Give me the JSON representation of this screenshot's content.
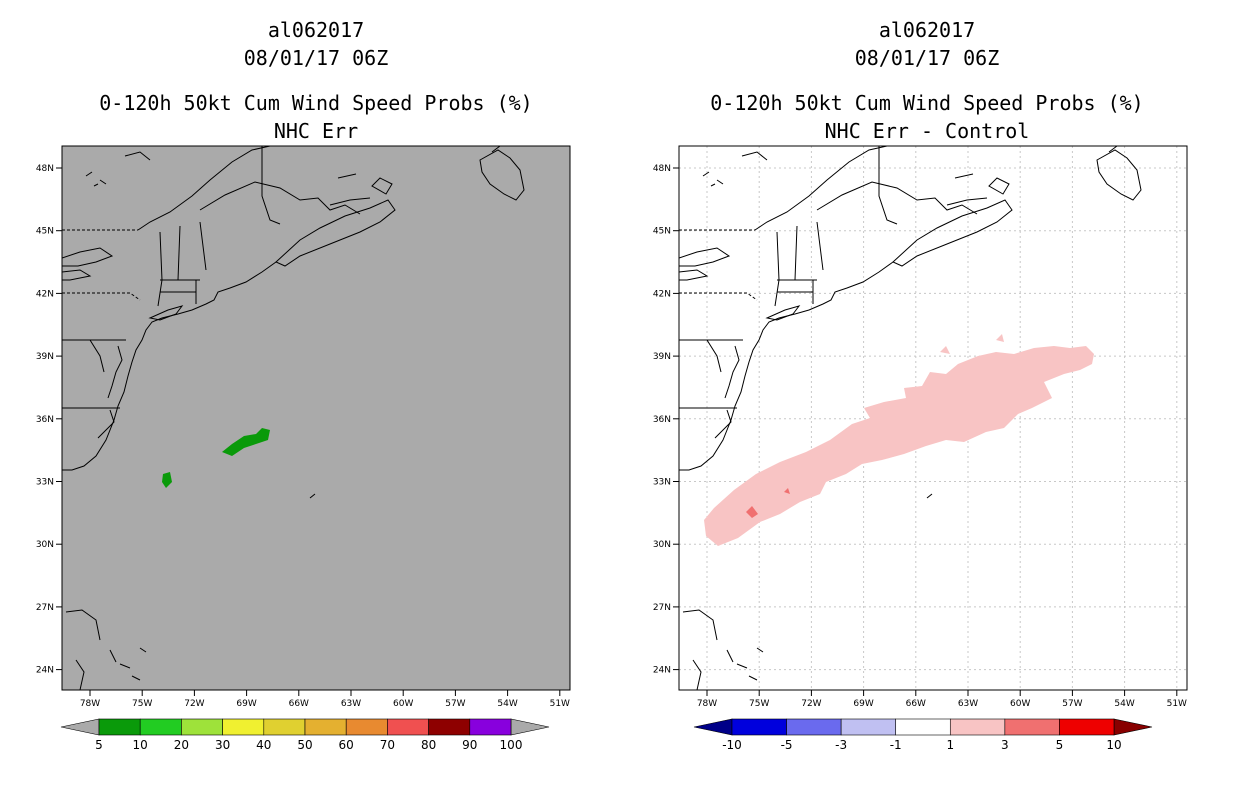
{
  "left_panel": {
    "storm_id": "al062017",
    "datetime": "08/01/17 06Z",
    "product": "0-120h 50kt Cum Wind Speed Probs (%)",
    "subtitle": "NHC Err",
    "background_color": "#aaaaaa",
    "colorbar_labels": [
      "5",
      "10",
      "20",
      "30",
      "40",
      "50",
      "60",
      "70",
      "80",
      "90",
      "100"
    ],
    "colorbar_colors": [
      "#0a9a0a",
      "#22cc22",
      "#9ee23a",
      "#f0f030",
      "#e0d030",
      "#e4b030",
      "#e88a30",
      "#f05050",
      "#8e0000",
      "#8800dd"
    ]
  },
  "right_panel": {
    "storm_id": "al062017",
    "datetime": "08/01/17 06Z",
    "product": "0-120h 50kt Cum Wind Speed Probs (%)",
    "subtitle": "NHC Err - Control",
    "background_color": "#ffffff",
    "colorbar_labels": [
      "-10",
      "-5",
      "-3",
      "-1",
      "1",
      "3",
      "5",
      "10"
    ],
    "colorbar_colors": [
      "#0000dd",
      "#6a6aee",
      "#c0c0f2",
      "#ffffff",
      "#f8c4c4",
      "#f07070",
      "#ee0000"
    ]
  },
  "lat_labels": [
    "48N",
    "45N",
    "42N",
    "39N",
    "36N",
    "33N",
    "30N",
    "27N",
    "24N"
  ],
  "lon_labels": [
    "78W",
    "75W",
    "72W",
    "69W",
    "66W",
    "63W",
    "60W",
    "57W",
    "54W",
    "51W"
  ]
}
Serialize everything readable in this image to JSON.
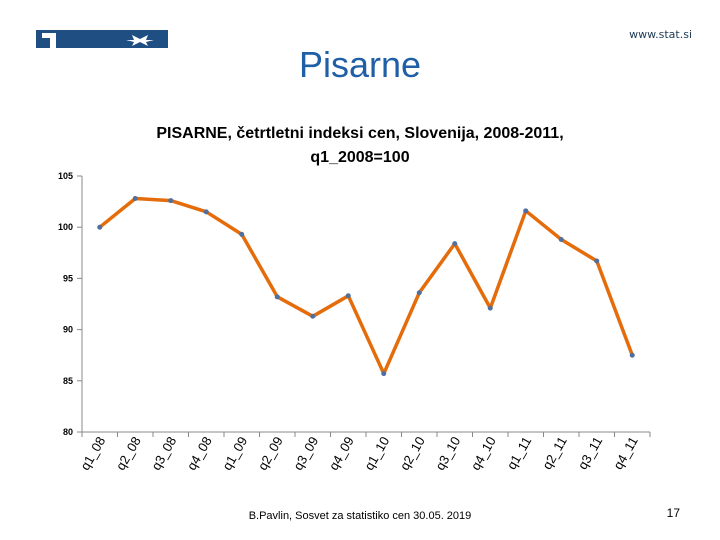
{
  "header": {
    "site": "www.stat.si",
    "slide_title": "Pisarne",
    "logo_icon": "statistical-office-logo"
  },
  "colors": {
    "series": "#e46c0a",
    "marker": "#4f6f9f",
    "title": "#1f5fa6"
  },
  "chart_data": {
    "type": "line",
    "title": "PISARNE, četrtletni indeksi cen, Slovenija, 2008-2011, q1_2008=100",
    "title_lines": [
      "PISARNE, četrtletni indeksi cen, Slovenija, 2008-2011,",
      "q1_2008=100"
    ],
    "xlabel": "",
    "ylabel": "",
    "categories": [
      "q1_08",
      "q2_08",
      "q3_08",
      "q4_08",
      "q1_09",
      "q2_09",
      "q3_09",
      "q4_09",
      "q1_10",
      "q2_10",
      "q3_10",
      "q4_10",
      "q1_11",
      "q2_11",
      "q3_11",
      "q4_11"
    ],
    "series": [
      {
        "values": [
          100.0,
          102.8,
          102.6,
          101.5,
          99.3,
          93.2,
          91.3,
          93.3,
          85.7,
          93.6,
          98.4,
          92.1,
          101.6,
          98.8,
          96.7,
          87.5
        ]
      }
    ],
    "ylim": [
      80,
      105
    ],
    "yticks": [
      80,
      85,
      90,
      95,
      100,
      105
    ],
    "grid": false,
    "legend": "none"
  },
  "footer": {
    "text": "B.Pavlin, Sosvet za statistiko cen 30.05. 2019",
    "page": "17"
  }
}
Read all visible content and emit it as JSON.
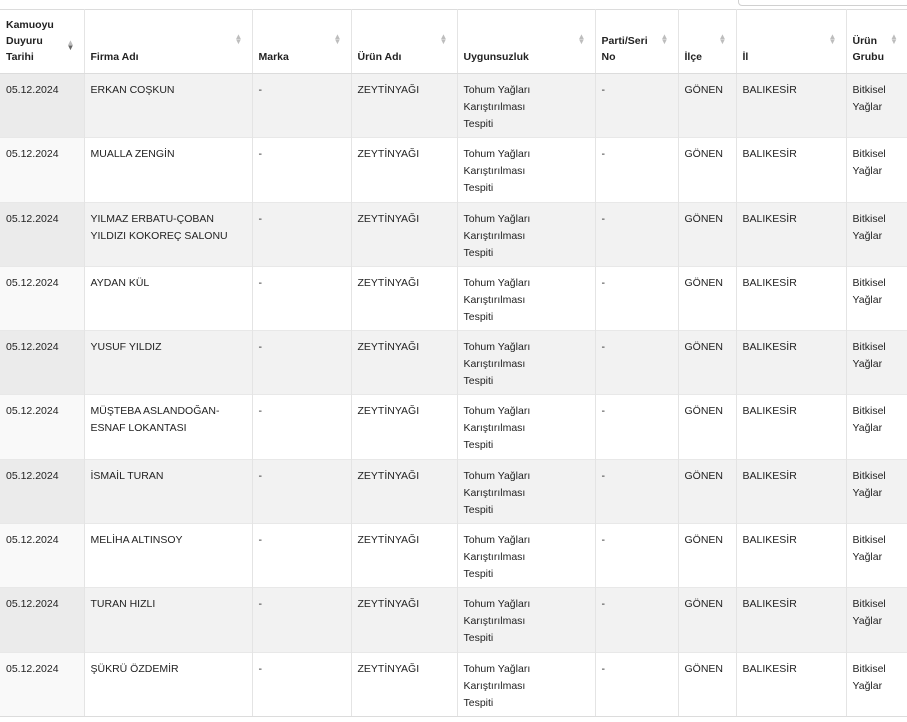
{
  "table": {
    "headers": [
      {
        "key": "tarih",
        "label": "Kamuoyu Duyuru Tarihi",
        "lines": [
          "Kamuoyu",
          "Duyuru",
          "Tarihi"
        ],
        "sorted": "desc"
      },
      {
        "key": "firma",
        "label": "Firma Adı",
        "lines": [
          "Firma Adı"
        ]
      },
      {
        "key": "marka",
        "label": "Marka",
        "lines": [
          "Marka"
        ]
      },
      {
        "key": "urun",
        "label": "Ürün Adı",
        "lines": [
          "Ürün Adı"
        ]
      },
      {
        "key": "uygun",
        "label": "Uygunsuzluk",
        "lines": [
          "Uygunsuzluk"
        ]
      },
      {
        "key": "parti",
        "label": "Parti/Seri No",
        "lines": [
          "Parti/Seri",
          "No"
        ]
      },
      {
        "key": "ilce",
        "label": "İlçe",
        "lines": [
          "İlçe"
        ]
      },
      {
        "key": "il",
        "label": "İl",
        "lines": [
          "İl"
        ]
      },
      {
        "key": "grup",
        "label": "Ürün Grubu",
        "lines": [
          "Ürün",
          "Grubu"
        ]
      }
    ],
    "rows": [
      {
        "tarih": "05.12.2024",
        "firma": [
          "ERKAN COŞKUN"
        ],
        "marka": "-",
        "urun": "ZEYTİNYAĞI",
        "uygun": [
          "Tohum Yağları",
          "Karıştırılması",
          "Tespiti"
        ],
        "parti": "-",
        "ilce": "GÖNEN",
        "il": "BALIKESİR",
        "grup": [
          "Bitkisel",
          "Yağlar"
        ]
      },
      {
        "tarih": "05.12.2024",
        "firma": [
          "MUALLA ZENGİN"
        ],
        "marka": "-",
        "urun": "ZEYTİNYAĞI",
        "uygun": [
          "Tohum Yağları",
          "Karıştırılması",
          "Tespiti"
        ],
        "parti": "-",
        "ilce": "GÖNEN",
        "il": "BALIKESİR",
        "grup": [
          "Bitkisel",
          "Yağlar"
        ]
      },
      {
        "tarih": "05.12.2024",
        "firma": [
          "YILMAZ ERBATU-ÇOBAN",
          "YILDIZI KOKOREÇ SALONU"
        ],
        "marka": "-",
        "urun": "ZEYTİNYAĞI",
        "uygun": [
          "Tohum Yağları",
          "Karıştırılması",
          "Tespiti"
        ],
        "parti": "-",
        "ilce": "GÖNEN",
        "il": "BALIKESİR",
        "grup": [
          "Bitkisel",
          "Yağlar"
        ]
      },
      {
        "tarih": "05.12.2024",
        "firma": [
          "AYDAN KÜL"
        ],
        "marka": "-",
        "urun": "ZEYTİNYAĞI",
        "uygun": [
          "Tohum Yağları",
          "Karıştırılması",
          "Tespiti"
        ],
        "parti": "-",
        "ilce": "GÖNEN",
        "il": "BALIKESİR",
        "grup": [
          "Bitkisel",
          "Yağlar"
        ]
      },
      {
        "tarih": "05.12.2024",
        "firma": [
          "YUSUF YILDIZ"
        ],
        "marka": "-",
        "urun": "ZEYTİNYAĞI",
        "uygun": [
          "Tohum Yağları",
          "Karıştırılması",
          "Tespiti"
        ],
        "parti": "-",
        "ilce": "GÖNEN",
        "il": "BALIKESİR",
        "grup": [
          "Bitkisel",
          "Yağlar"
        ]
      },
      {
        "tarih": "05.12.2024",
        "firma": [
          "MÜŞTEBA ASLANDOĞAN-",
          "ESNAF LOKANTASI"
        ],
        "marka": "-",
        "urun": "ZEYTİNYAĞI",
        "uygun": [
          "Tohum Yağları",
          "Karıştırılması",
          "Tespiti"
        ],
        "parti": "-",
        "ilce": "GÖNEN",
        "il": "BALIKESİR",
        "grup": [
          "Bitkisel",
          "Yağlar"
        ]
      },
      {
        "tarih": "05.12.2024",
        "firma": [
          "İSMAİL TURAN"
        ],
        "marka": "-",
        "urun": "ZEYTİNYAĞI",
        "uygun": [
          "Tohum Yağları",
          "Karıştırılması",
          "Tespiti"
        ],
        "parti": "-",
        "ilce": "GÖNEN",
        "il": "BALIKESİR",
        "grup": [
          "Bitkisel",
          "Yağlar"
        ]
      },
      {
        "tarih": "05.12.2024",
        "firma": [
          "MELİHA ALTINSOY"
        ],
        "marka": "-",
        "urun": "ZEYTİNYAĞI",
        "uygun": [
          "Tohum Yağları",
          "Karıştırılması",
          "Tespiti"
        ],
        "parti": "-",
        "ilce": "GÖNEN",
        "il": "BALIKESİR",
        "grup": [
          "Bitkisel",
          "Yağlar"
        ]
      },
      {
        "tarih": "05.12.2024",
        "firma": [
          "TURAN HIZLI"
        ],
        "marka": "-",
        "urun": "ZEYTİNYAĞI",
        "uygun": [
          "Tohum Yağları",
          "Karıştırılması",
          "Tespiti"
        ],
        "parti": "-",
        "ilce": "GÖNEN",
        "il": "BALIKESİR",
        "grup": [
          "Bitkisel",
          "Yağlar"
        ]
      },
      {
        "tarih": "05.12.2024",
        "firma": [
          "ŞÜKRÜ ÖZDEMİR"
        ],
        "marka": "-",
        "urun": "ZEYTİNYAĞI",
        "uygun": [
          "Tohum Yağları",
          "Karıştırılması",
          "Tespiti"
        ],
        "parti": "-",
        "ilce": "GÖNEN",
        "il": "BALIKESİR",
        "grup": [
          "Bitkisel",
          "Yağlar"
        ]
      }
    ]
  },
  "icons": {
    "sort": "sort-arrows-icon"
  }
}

───

→ **Directions**: Return every line holding the word "subtitle" from the records.

→ **Reply to the task**:
    "subtitle": "NHC Err",
    "subtitle": "NHC Err - Control",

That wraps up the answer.